INPUT
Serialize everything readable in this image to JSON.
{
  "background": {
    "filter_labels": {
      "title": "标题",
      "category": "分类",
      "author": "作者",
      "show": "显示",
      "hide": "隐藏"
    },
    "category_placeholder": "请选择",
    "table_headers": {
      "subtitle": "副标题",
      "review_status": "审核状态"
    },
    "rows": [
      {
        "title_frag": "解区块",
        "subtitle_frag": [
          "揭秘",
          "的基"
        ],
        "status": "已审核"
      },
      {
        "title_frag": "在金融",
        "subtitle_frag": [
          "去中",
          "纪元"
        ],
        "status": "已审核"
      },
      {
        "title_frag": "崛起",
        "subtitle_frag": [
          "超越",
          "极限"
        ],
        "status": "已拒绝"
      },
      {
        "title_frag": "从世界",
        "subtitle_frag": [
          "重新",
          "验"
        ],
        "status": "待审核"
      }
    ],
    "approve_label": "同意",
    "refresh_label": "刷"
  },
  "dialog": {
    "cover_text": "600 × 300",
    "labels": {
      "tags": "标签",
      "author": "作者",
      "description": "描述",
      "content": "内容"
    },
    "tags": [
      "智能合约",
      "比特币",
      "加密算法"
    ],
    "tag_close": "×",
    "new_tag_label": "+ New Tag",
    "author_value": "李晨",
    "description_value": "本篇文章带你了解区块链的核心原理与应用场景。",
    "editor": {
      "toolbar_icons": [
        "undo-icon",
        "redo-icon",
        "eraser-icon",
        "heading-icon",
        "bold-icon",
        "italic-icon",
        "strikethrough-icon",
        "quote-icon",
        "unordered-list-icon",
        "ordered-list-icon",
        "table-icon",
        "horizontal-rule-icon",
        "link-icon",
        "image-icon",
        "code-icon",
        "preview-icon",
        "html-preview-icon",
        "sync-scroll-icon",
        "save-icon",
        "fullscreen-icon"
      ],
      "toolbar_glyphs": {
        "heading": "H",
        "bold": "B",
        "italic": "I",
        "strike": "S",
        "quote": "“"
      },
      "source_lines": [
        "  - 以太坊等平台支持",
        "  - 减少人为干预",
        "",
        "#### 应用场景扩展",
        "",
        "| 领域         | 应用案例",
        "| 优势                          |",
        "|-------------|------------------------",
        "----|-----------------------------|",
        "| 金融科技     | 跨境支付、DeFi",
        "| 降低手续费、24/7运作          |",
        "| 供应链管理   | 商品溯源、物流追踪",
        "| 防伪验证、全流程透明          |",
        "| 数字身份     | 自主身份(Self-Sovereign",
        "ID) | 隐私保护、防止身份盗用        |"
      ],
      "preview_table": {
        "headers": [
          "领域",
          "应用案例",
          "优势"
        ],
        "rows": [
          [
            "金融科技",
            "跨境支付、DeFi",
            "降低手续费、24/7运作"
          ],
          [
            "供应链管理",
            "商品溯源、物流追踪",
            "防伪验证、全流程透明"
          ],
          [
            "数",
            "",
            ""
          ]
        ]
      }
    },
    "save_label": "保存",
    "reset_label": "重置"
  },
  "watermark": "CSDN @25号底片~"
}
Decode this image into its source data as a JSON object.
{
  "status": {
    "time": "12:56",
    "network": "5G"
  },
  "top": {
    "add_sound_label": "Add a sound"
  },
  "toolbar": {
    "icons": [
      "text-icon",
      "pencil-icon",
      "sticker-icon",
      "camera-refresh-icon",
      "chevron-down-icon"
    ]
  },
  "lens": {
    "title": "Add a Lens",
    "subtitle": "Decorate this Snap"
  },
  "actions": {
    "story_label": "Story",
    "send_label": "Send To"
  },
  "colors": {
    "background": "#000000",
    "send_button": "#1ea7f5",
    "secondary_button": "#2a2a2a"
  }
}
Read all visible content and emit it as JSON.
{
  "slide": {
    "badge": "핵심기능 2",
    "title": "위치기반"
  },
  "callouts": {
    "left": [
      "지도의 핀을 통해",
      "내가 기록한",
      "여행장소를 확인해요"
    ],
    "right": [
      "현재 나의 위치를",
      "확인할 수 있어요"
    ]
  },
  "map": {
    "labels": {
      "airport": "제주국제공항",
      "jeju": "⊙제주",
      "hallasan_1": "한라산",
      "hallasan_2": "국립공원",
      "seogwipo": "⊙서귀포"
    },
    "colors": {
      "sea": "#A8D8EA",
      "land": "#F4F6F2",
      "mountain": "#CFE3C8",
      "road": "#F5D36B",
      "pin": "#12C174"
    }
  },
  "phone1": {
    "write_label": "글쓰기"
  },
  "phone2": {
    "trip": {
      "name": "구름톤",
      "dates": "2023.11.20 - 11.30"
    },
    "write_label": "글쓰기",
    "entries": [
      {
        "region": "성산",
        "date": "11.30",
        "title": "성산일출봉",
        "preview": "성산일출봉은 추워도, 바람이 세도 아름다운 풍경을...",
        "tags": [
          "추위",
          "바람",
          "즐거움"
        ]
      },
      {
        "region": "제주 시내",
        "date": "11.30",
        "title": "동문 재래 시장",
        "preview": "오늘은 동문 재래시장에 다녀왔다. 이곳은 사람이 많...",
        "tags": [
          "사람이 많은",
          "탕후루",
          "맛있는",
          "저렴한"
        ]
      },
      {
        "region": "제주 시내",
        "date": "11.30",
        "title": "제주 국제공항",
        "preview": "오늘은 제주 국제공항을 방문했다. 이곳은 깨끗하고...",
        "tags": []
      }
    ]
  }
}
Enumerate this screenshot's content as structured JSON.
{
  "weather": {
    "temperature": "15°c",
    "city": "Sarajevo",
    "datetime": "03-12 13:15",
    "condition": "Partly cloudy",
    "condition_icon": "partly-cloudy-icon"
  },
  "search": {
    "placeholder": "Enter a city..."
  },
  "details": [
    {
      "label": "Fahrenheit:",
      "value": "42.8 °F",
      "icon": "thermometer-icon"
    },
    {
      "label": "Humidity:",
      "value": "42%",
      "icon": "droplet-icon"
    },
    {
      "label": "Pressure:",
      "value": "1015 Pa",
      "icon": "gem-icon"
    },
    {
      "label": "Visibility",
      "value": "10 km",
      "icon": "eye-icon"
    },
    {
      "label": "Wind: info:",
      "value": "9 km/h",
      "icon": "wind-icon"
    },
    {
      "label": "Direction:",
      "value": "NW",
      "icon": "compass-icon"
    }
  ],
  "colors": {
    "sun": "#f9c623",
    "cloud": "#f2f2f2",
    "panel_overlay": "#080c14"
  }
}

WHAT IS EXPECTED
Output the listing above word for word.

OUTPUT BELOW
Serialize everything readable in this image to JSON.
{
  "background": {
    "filter_labels": {
      "title": "标题",
      "category": "分类",
      "author": "作者",
      "show": "显示",
      "hide": "隐藏"
    },
    "category_placeholder": "请选择",
    "table_headers": {
      "subtitle": "副标题",
      "review_status": "审核状态"
    },
    "rows": [
      {
        "title_frag": "解区块",
        "subtitle_frag": [
          "揭秘",
          "的基"
        ],
        "status": "已审核"
      },
      {
        "title_frag": "在金融",
        "subtitle_frag": [
          "去中",
          "纪元"
        ],
        "status": "已审核"
      },
      {
        "title_frag": "崛起",
        "subtitle_frag": [
          "超越",
          "极限"
        ],
        "status": "已拒绝"
      },
      {
        "title_frag": "从世界",
        "subtitle_frag": [
          "重新",
          "验"
        ],
        "status": "待审核"
      }
    ],
    "approve_label": "同意",
    "refresh_label": "刷"
  },
  "dialog": {
    "cover_text": "600 × 300",
    "labels": {
      "tags": "标签",
      "author": "作者",
      "description": "描述",
      "content": "内容"
    },
    "tags": [
      "智能合约",
      "比特币",
      "加密算法"
    ],
    "tag_close": "×",
    "new_tag_label": "+ New Tag",
    "author_value": "李晨",
    "description_value": "本篇文章带你了解区块链的核心原理与应用场景。",
    "editor": {
      "toolbar_icons": [
        "undo-icon",
        "redo-icon",
        "eraser-icon",
        "heading-icon",
        "bold-icon",
        "italic-icon",
        "strikethrough-icon",
        "quote-icon",
        "unordered-list-icon",
        "ordered-list-icon",
        "table-icon",
        "horizontal-rule-icon",
        "link-icon",
        "image-icon",
        "code-icon",
        "preview-icon",
        "html-preview-icon",
        "sync-scroll-icon",
        "save-icon",
        "fullscreen-icon"
      ],
      "toolbar_glyphs": {
        "heading": "H",
        "bold": "B",
        "italic": "I",
        "strike": "S",
        "quote": "“"
      },
      "source_lines": [
        "  - 以太坊等平台支持",
        "  - 减少人为干预",
        "",
        "#### 应用场景扩展",
        "",
        "| 领域         | 应用案例",
        "| 优势                          |",
        "|-------------|------------------------",
        "----|-----------------------------|",
        "| 金融科技     | 跨境支付、DeFi",
        "| 降低手续费、24/7运作          |",
        "| 供应链管理   | 商品溯源、物流追踪",
        "| 防伪验证、全流程透明          |",
        "| 数字身份     | 自主身份(Self-Sovereign",
        "ID) | 隐私保护、防止身份盗用        |"
      ],
      "preview_table": {
        "headers": [
          "领域",
          "应用案例",
          "优势"
        ],
        "rows": [
          [
            "金融科技",
            "跨境支付、DeFi",
            "降低手续费、24/7运作"
          ],
          [
            "供应链管理",
            "商品溯源、物流追踪",
            "防伪验证、全流程透明"
          ],
          [
            "数",
            "",
            ""
          ]
        ]
      }
    },
    "save_label": "保存",
    "reset_label": "重置"
  },
  "watermark": "CSDN @25号底片~"
}
Decode this image into its source data as a JSON object.
{
  "status": {
    "time": "12:56",
    "network": "5G"
  },
  "top": {
    "add_sound_label": "Add a sound"
  },
  "toolbar": {
    "icons": [
      "text-icon",
      "pencil-icon",
      "sticker-icon",
      "camera-refresh-icon",
      "chevron-down-icon"
    ]
  },
  "lens": {
    "title": "Add a Lens",
    "subtitle": "Decorate this Snap"
  },
  "actions": {
    "story_label": "Story",
    "send_label": "Send To"
  },
  "colors": {
    "background": "#000000",
    "send_button": "#1ea7f5",
    "secondary_button": "#2a2a2a"
  }
}
Read all visible content and emit it as JSON.
{
  "slide": {
    "badge": "핵심기능 2",
    "title": "위치기반"
  },
  "callouts": {
    "left": [
      "지도의 핀을 통해",
      "내가 기록한",
      "여행장소를 확인해요"
    ],
    "right": [
      "현재 나의 위치를",
      "확인할 수 있어요"
    ]
  },
  "map": {
    "labels": {
      "airport": "제주국제공항",
      "jeju": "⊙제주",
      "hallasan_1": "한라산",
      "hallasan_2": "국립공원",
      "seogwipo": "⊙서귀포"
    },
    "colors": {
      "sea": "#A8D8EA",
      "land": "#F4F6F2",
      "mountain": "#CFE3C8",
      "road": "#F5D36B",
      "pin": "#12C174"
    }
  },
  "phone1": {
    "write_label": "글쓰기"
  },
  "phone2": {
    "trip": {
      "name": "구름톤",
      "dates": "2023.11.20 - 11.30"
    },
    "write_label": "글쓰기",
    "entries": [
      {
        "region": "성산",
        "date": "11.30",
        "title": "성산일출봉",
        "preview": "성산일출봉은 추워도, 바람이 세도 아름다운 풍경을...",
        "tags": [
          "추위",
          "바람",
          "즐거움"
        ]
      },
      {
        "region": "제주 시내",
        "date": "11.30",
        "title": "동문 재래 시장",
        "preview": "오늘은 동문 재래시장에 다녀왔다. 이곳은 사람이 많...",
        "tags": [
          "사람이 많은",
          "탕후루",
          "맛있는",
          "저렴한"
        ]
      },
      {
        "region": "제주 시내",
        "date": "11.30",
        "title": "제주 국제공항",
        "preview": "오늘은 제주 국제공항을 방문했다. 이곳은 깨끗하고...",
        "tags": []
      }
    ]
  }
}
Enumerate this screenshot's content as structured JSON.
{
  "weather": {
    "temperature": "15°c",
    "city": "Sarajevo",
    "datetime": "03-12 13:15",
    "condition": "Partly cloudy",
    "condition_icon": "partly-cloudy-icon"
  },
  "search": {
    "placeholder": "Enter a city..."
  },
  "details": [
    {
      "label": "Fahrenheit:",
      "value": "42.8 °F",
      "icon": "thermometer-icon"
    },
    {
      "label": "Humidity:",
      "value": "42%",
      "icon": "droplet-icon"
    },
    {
      "label": "Pressure:",
      "value": "1015 Pa",
      "icon": "gem-icon"
    },
    {
      "label": "Visibility",
      "value": "10 km",
      "icon": "eye-icon"
    },
    {
      "label": "Wind: info:",
      "value": "9 km/h",
      "icon": "wind-icon"
    },
    {
      "label": "Direction:",
      "value": "NW",
      "icon": "compass-icon"
    }
  ],
  "colors": {
    "sun": "#f9c623",
    "cloud": "#f2f2f2",
    "panel_overlay": "#080c14"
  }
}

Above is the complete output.